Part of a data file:
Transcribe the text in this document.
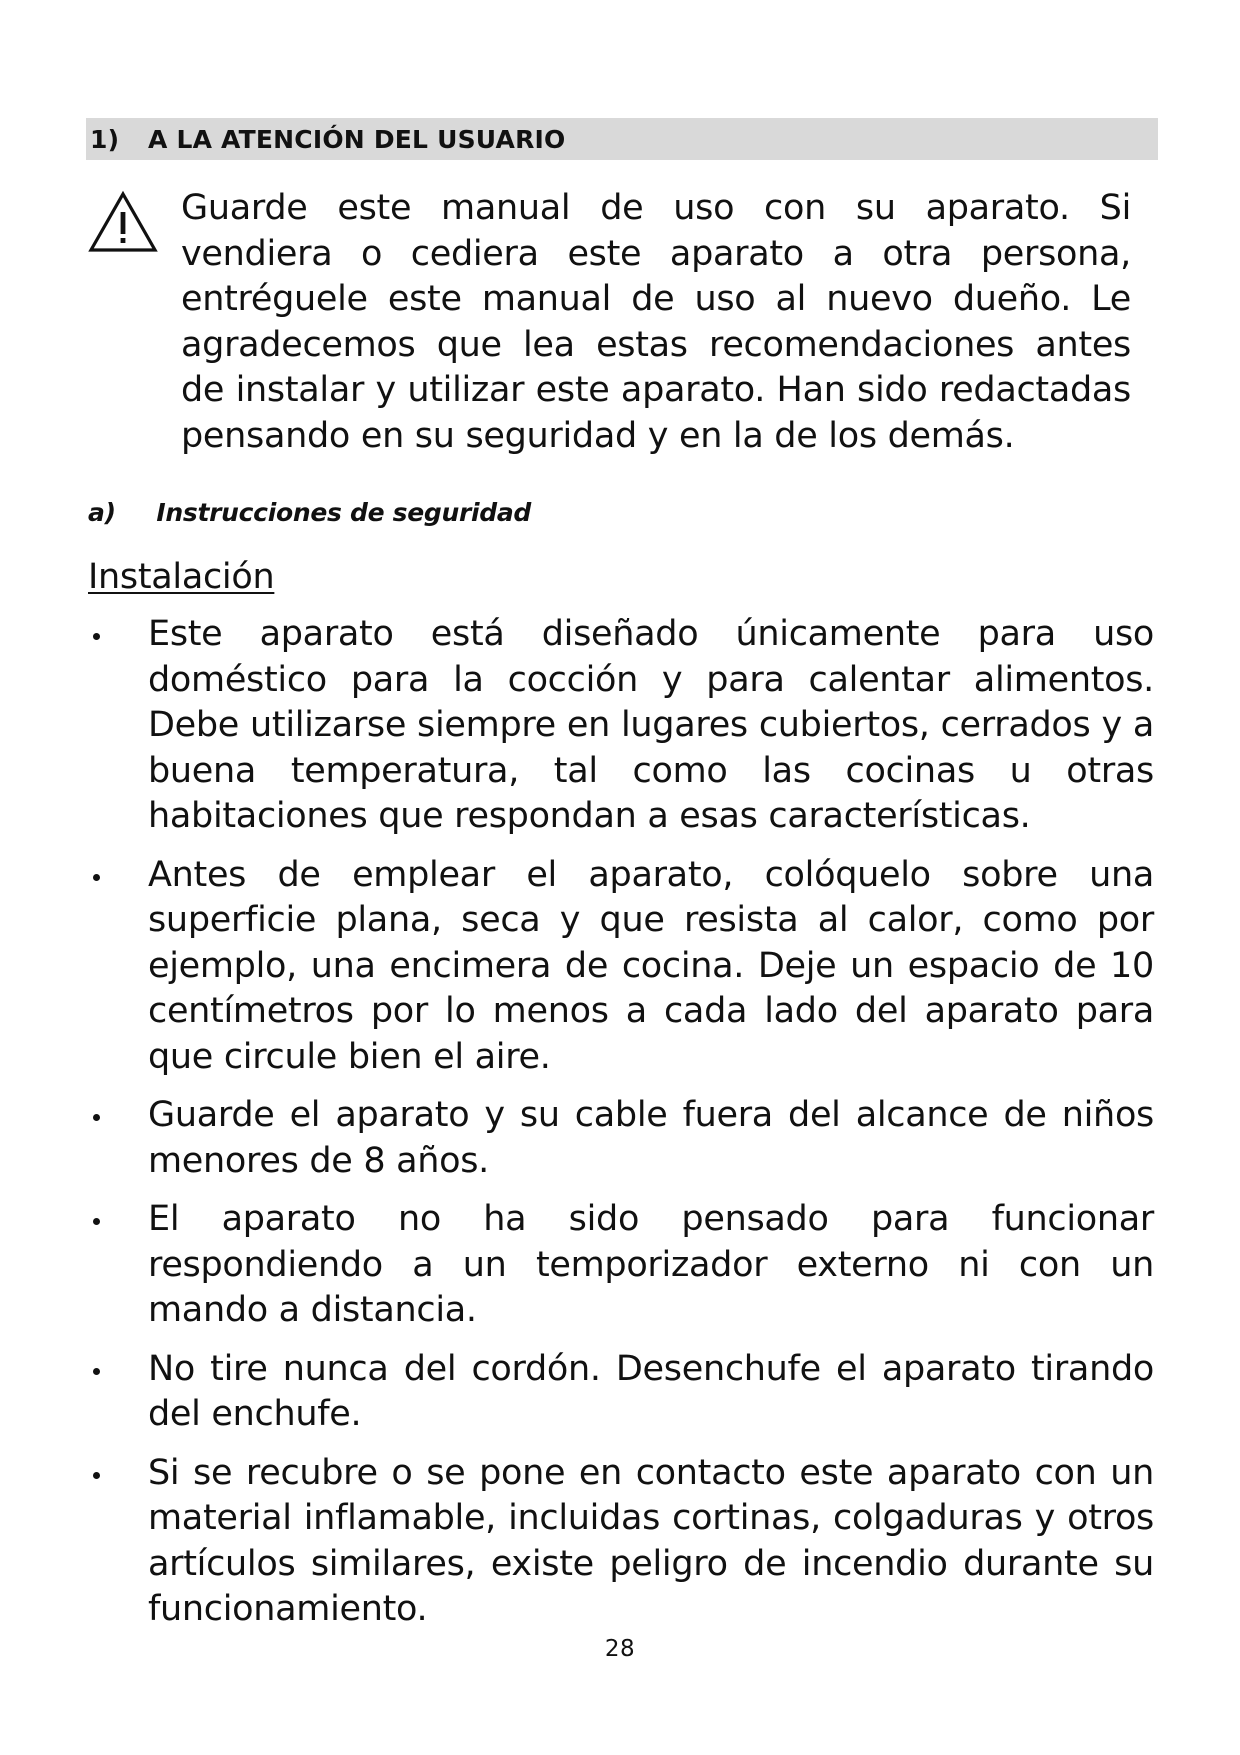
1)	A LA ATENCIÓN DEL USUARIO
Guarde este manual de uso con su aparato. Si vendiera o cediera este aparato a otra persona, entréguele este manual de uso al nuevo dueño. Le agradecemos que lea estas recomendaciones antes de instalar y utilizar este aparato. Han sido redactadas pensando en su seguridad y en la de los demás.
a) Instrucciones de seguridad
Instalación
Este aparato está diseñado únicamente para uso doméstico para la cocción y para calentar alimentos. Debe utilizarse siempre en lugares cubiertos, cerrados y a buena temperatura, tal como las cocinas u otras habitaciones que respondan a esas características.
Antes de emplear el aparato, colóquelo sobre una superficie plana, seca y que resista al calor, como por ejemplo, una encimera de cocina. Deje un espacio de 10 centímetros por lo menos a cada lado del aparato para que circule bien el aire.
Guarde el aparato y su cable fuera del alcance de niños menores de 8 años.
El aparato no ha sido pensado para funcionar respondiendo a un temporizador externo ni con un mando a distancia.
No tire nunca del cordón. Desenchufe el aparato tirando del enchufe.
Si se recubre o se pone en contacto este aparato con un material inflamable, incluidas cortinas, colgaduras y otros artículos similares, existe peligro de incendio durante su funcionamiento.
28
...
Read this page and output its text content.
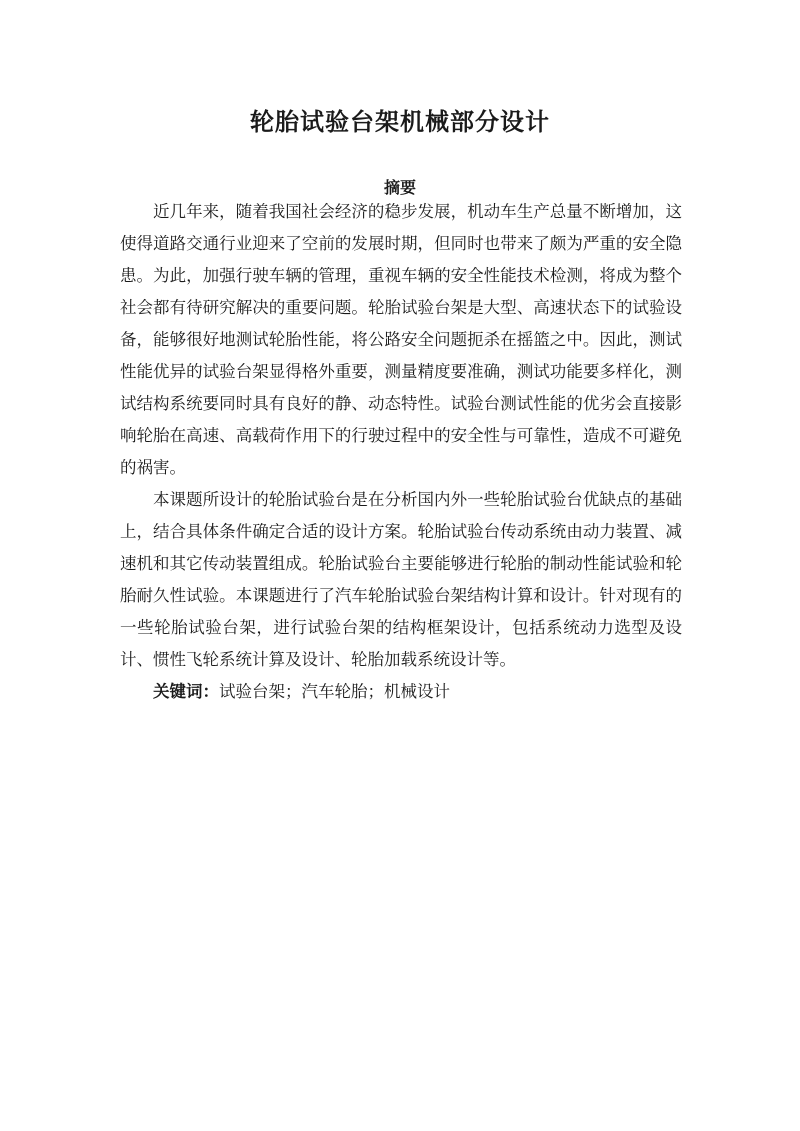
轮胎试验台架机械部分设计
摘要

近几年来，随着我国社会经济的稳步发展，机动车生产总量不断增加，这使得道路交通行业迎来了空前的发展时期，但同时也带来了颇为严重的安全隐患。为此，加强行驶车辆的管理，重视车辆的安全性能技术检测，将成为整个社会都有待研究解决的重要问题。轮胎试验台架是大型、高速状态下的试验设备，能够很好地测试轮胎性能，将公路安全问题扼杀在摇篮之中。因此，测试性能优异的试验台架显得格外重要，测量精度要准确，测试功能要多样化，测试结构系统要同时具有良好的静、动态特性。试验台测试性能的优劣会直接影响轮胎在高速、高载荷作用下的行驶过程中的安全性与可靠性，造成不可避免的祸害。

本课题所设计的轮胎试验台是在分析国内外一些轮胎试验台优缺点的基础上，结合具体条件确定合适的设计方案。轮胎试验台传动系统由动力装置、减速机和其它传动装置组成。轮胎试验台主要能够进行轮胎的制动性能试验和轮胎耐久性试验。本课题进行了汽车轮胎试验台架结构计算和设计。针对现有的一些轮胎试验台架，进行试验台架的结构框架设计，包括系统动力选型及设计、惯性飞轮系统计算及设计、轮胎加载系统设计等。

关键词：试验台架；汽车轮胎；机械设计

• PROBLEM TO WORK ON:
Report each line in the preceding entries that holds the string "this".

• FINAL RESULT:
Transcribe the text in this document.
Read this page and output its text content.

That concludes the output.